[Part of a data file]
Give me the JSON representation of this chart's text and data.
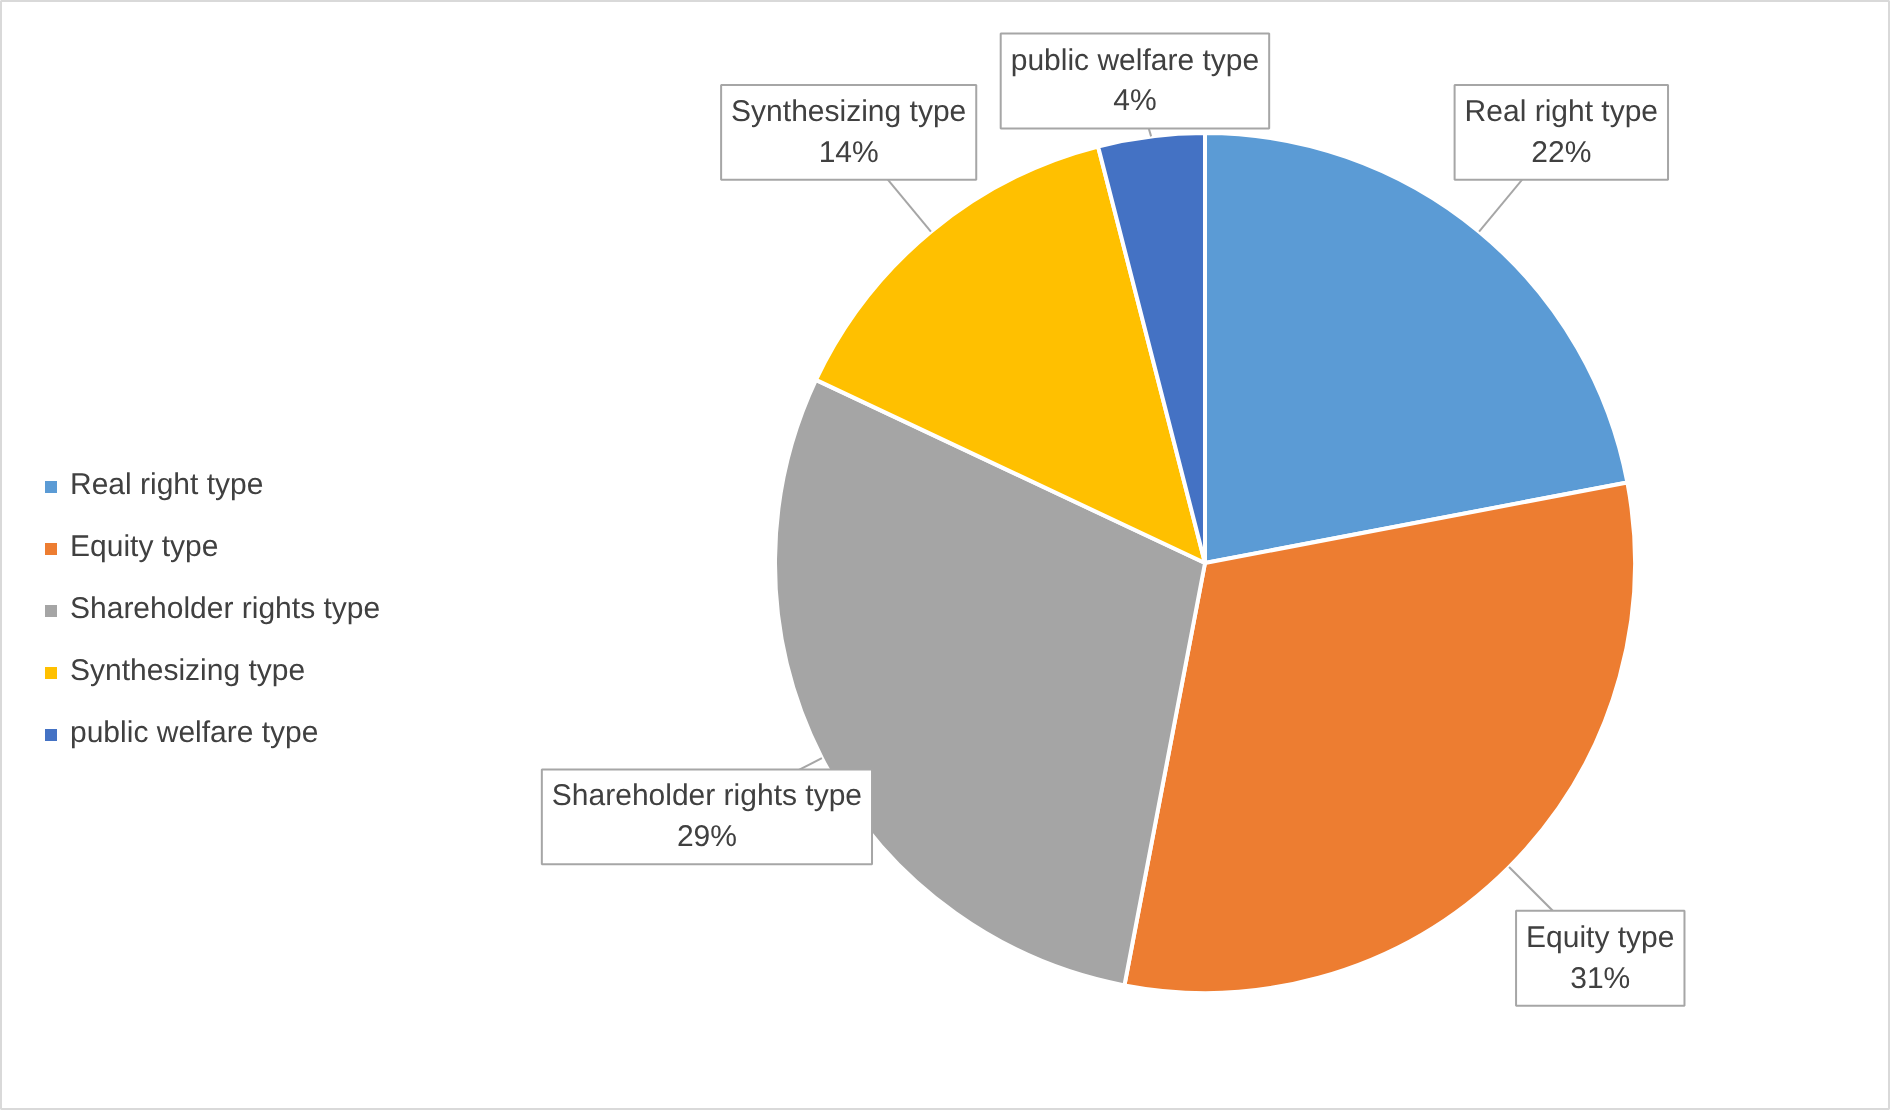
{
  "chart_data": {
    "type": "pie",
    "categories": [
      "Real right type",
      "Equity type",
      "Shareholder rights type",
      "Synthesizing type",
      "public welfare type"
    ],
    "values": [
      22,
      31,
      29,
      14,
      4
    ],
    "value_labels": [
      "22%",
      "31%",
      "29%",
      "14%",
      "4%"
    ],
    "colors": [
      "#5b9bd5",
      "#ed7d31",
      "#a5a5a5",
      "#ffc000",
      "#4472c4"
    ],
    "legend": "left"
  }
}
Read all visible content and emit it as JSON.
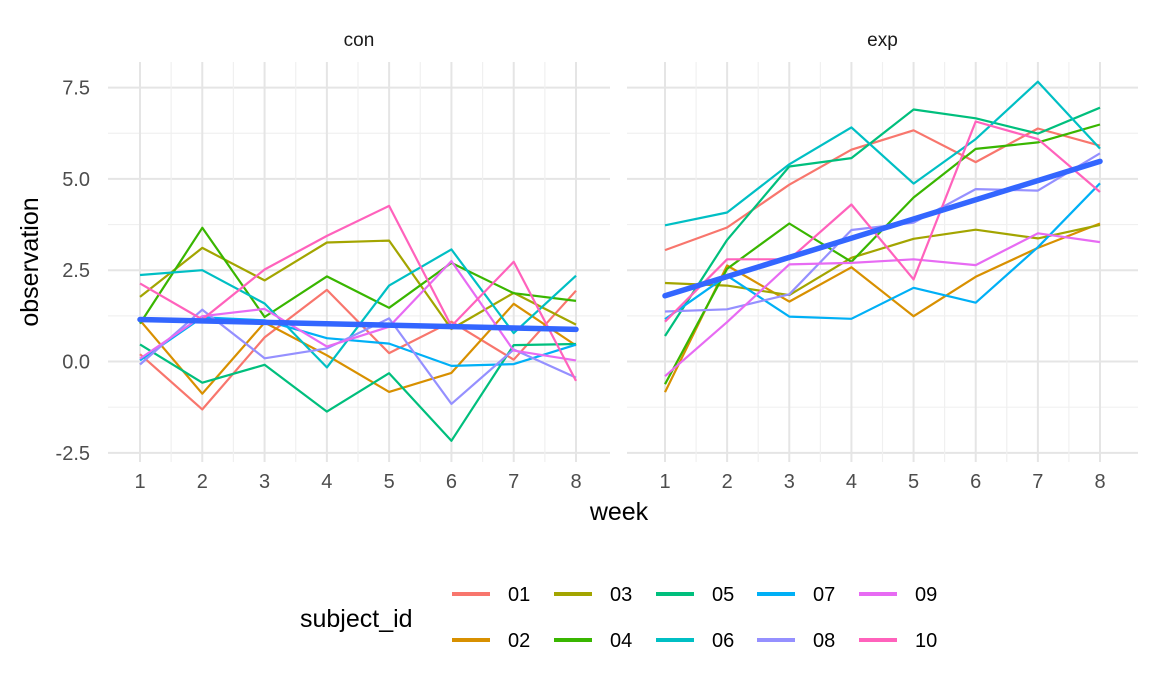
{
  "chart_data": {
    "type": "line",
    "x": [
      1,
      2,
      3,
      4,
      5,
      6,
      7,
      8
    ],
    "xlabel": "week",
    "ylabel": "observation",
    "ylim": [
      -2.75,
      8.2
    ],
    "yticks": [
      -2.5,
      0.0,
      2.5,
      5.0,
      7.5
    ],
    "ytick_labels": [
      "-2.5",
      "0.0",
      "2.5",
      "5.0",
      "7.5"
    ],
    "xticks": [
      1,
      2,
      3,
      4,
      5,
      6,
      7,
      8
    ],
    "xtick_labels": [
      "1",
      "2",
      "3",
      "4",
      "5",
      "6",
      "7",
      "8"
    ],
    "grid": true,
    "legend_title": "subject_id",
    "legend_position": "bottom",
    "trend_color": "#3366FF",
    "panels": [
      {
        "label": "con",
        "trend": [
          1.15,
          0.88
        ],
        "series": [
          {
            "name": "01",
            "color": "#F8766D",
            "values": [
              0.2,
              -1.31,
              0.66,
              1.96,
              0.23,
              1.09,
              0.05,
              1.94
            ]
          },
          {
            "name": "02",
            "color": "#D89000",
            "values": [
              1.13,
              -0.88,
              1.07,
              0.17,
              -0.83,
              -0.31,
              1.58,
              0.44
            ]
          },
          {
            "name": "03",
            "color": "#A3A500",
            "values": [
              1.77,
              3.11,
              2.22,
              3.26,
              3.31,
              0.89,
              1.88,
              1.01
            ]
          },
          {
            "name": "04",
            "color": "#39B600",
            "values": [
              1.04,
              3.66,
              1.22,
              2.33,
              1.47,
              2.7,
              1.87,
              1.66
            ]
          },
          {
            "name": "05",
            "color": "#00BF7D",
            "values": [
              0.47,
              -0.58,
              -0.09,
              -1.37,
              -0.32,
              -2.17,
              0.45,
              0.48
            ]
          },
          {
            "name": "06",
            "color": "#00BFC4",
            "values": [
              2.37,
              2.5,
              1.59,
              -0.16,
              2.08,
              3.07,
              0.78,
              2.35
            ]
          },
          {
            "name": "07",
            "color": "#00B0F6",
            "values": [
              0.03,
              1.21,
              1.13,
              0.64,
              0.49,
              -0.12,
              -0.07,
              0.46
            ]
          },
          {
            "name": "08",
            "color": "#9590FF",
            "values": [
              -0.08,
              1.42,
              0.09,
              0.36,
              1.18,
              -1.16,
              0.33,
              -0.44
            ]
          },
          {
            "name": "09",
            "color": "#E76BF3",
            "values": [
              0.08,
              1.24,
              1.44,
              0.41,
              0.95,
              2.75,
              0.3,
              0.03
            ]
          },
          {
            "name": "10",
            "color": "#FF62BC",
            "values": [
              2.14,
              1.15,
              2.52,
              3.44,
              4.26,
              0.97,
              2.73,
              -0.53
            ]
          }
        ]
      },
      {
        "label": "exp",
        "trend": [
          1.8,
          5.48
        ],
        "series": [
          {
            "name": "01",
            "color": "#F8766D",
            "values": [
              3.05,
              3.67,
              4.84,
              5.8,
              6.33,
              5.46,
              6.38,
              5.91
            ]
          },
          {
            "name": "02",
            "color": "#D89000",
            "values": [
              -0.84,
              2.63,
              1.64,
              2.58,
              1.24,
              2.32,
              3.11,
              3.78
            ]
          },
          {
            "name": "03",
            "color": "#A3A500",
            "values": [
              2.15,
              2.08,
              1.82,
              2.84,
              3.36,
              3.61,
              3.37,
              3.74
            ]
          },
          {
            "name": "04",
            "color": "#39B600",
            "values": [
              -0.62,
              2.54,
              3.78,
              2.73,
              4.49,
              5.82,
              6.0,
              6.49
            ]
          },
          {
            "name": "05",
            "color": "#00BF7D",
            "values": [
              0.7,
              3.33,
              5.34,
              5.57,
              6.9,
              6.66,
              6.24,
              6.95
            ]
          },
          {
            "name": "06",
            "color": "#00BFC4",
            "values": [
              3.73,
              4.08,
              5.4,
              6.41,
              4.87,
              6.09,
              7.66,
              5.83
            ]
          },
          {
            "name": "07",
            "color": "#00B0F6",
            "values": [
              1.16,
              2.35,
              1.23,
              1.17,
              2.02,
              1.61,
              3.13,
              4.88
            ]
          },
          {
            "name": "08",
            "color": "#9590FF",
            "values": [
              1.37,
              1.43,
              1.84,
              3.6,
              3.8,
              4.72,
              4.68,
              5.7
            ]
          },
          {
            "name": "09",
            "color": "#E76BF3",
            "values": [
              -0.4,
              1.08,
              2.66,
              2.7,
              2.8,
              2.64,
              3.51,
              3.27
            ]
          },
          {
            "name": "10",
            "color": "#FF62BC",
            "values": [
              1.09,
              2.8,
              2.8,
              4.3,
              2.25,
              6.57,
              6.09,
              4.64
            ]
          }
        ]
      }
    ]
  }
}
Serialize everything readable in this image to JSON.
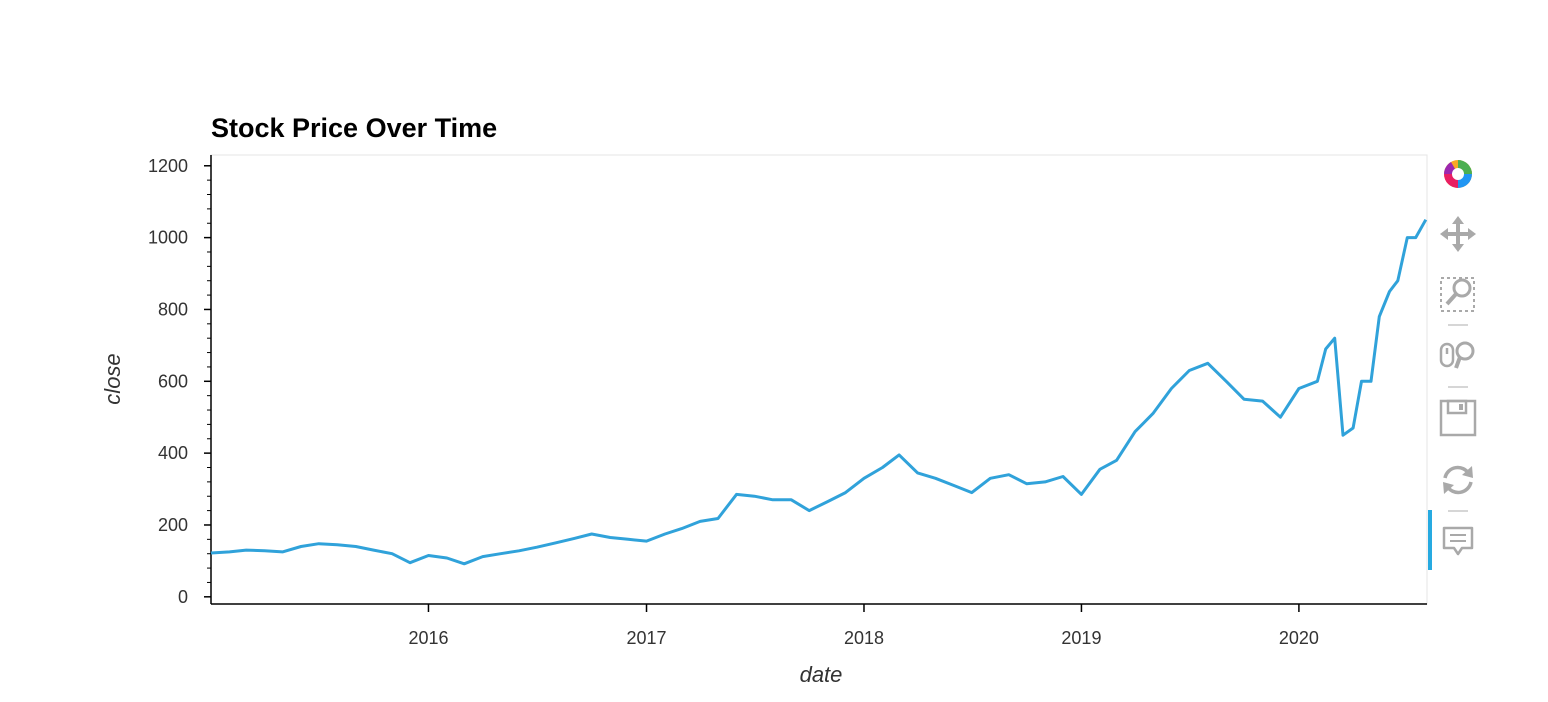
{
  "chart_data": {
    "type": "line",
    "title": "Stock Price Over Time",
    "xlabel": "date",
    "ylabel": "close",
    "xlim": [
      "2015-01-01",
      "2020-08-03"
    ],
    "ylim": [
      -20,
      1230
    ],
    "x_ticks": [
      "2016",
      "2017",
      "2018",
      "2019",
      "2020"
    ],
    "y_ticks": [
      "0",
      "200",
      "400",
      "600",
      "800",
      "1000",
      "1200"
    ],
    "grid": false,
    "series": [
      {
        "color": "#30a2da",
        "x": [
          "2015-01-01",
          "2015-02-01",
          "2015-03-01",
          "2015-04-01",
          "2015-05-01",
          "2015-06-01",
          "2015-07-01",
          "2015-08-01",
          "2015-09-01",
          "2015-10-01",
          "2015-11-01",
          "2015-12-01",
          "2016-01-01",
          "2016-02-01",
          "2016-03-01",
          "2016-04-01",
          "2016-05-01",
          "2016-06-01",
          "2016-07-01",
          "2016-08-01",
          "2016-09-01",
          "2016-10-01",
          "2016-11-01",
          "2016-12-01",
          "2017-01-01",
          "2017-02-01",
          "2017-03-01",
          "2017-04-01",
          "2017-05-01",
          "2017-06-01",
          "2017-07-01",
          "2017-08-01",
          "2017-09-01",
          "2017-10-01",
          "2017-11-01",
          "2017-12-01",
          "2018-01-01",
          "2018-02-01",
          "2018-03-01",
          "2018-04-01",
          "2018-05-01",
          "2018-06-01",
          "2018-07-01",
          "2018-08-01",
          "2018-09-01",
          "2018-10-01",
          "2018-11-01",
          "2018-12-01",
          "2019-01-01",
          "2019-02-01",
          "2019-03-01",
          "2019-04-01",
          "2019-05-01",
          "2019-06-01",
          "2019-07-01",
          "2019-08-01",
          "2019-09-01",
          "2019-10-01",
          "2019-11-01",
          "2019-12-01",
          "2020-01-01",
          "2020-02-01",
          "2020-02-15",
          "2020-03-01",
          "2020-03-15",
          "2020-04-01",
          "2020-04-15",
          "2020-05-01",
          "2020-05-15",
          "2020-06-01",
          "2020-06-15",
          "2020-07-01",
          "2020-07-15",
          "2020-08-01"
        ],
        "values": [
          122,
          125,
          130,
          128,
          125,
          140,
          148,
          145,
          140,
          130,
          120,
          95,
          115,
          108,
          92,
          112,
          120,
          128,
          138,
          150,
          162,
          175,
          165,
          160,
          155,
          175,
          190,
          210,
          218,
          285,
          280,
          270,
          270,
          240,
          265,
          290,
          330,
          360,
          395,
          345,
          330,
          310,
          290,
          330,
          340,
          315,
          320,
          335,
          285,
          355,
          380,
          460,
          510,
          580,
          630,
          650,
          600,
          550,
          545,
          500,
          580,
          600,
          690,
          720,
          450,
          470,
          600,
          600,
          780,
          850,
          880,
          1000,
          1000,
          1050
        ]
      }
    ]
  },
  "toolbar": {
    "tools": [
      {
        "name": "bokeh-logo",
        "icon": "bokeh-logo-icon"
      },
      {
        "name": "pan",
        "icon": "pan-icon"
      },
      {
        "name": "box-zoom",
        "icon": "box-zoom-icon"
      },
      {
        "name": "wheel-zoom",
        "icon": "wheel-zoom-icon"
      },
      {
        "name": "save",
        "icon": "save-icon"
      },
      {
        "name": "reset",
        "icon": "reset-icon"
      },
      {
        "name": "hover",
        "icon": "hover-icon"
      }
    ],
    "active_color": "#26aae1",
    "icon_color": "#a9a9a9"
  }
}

* _Task instructions_
Look through the records and gather each line with the word "bokeh".

* _Solution for this problem_
        "name": "bokeh-logo",
        "icon": "bokeh-logo-icon"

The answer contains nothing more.